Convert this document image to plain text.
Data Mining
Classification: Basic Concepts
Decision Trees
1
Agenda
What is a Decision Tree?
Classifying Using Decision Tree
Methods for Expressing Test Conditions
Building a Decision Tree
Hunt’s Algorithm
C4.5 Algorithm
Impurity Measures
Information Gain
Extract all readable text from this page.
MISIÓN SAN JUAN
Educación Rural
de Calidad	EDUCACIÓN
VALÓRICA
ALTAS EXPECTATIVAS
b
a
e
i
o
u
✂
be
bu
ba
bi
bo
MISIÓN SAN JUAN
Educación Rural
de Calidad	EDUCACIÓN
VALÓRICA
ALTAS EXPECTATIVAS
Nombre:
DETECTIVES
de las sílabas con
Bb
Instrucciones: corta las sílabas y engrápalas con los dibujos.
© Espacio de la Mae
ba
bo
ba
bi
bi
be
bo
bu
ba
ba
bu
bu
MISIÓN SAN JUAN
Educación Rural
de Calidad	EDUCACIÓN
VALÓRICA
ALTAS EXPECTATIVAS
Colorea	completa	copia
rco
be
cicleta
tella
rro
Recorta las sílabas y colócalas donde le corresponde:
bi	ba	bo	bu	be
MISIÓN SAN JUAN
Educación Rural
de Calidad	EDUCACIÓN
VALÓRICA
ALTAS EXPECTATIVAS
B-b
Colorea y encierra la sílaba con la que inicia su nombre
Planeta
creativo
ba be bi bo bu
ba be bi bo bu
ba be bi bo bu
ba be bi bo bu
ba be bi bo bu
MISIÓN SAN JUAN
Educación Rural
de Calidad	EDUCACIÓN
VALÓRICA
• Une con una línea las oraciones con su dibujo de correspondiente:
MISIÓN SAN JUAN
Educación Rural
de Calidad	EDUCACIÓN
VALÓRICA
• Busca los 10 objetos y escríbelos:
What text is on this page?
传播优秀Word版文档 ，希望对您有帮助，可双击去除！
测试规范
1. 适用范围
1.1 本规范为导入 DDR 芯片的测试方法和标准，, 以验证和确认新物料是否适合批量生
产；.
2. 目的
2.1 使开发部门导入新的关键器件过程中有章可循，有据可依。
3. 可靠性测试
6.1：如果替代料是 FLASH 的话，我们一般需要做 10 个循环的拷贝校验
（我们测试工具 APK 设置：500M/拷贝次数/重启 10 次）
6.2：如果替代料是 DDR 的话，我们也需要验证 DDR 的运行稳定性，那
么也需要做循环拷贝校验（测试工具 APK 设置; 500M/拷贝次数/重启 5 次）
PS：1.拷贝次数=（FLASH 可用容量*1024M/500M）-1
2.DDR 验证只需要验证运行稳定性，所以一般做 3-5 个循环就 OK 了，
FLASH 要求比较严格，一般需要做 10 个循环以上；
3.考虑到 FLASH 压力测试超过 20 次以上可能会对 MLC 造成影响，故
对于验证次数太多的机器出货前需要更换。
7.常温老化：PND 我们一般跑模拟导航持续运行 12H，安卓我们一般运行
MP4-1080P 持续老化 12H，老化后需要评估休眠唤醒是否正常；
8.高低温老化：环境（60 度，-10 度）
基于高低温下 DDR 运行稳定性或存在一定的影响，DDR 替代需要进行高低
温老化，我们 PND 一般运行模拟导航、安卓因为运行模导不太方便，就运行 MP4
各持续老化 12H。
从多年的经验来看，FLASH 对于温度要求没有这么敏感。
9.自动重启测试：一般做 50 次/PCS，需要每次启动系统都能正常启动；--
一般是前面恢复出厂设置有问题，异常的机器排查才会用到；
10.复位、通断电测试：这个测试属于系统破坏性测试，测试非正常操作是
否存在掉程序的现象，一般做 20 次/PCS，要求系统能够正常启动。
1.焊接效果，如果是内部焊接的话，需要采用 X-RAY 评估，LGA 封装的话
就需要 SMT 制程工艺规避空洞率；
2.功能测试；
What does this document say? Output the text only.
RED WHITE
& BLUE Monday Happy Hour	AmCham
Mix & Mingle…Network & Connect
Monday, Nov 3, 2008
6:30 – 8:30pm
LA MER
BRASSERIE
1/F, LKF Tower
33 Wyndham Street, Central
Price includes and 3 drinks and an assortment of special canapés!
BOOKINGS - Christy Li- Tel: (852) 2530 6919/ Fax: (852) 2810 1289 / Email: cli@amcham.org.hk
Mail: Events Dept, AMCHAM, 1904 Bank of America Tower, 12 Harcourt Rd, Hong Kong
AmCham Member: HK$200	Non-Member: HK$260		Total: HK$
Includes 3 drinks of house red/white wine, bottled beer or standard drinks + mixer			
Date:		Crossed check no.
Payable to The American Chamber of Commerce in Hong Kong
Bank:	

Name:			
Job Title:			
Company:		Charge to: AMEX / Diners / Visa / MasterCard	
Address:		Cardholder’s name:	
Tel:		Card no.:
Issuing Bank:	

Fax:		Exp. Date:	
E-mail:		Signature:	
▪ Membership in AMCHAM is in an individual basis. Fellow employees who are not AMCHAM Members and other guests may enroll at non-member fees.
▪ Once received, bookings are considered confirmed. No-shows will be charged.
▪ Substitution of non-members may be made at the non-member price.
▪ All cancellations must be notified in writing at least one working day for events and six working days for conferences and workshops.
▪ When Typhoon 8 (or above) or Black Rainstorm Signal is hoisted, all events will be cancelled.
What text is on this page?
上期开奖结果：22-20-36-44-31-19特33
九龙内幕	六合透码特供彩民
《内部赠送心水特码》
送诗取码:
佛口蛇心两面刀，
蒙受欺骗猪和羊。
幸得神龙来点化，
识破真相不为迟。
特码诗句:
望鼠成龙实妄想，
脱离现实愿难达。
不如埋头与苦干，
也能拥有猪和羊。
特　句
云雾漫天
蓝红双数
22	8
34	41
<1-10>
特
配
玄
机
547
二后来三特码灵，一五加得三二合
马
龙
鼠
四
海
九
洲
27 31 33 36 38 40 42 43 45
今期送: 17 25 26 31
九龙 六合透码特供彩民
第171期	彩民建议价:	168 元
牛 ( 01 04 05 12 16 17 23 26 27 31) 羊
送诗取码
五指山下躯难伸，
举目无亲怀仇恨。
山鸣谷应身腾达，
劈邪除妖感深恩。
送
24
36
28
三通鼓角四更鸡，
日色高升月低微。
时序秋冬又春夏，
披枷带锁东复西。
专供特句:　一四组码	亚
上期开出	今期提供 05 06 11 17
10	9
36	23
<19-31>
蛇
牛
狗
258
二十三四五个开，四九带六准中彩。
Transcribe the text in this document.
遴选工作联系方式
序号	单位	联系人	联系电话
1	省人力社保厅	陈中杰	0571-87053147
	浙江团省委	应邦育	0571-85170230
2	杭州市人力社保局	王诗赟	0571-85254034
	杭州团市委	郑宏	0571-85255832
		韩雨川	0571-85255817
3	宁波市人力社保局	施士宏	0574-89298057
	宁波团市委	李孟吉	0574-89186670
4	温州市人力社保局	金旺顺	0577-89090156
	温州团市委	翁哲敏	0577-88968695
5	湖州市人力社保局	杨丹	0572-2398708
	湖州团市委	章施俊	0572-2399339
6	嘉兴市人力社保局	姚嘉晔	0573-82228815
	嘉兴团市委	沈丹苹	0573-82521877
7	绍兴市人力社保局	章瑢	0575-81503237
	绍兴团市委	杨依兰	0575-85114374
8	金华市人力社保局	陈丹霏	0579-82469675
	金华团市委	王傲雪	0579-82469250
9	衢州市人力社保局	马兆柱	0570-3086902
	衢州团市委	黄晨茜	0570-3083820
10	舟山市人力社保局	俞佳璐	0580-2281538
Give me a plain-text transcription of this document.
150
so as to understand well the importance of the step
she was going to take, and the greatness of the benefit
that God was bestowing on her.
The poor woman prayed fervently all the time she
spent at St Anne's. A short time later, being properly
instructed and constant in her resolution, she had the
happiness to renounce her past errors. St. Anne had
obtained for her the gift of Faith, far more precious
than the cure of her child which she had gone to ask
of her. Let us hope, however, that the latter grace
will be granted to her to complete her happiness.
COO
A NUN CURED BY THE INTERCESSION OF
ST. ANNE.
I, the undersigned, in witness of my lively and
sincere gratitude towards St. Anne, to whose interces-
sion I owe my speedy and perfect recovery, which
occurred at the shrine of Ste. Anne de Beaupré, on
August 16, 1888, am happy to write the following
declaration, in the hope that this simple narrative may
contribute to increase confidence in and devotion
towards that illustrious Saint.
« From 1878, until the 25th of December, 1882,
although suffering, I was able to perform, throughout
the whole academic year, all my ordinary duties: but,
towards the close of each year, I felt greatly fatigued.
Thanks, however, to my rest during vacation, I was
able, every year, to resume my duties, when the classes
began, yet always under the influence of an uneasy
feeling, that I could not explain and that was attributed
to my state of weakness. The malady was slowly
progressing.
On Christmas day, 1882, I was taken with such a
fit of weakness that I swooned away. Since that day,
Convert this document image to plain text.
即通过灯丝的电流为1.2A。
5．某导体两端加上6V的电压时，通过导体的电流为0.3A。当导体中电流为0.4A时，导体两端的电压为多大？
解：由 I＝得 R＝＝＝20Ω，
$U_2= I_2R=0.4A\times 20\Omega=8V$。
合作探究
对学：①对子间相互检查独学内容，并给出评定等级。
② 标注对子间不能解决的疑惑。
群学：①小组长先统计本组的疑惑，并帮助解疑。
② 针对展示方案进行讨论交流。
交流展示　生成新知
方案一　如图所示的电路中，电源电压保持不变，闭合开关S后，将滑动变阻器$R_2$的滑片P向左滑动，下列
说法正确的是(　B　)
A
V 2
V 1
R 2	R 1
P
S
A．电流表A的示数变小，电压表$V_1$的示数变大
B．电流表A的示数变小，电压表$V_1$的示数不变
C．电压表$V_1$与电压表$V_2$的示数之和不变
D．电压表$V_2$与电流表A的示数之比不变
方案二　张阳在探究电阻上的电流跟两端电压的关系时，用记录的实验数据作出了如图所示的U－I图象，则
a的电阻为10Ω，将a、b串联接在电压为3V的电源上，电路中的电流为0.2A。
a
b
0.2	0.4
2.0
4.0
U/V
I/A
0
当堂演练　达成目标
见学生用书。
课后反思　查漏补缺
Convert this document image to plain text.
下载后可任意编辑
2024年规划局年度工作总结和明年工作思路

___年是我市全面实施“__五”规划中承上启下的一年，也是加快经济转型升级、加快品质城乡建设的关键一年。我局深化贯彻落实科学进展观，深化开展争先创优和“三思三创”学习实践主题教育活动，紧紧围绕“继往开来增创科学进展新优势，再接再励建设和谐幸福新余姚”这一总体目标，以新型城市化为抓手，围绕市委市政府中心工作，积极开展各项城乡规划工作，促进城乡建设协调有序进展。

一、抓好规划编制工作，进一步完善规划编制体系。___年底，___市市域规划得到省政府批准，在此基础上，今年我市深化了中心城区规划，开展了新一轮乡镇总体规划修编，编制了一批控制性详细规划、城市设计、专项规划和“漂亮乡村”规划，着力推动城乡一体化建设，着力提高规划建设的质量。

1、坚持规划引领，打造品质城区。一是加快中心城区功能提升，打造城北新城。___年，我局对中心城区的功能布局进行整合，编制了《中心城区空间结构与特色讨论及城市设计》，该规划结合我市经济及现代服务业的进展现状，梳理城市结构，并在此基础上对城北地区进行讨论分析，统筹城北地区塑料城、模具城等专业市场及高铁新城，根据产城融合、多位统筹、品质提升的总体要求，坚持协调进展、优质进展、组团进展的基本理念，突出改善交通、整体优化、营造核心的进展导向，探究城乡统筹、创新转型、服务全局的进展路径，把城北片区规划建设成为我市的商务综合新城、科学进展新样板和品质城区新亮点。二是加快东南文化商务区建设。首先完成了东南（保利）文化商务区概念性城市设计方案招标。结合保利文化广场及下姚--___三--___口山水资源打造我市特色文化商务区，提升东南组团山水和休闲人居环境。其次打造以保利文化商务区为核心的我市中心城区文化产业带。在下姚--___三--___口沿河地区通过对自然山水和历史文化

# What is needed
Collect every line with the string "如果替代料是" from the records, and copy each.

# Answer
6.1：如果替代料是 FLASH 的话，我们一般需要做 10 个循环的拷贝校验
6.2：如果替代料是 DDR 的话，我们也需要验证 DDR 的运行稳定性，那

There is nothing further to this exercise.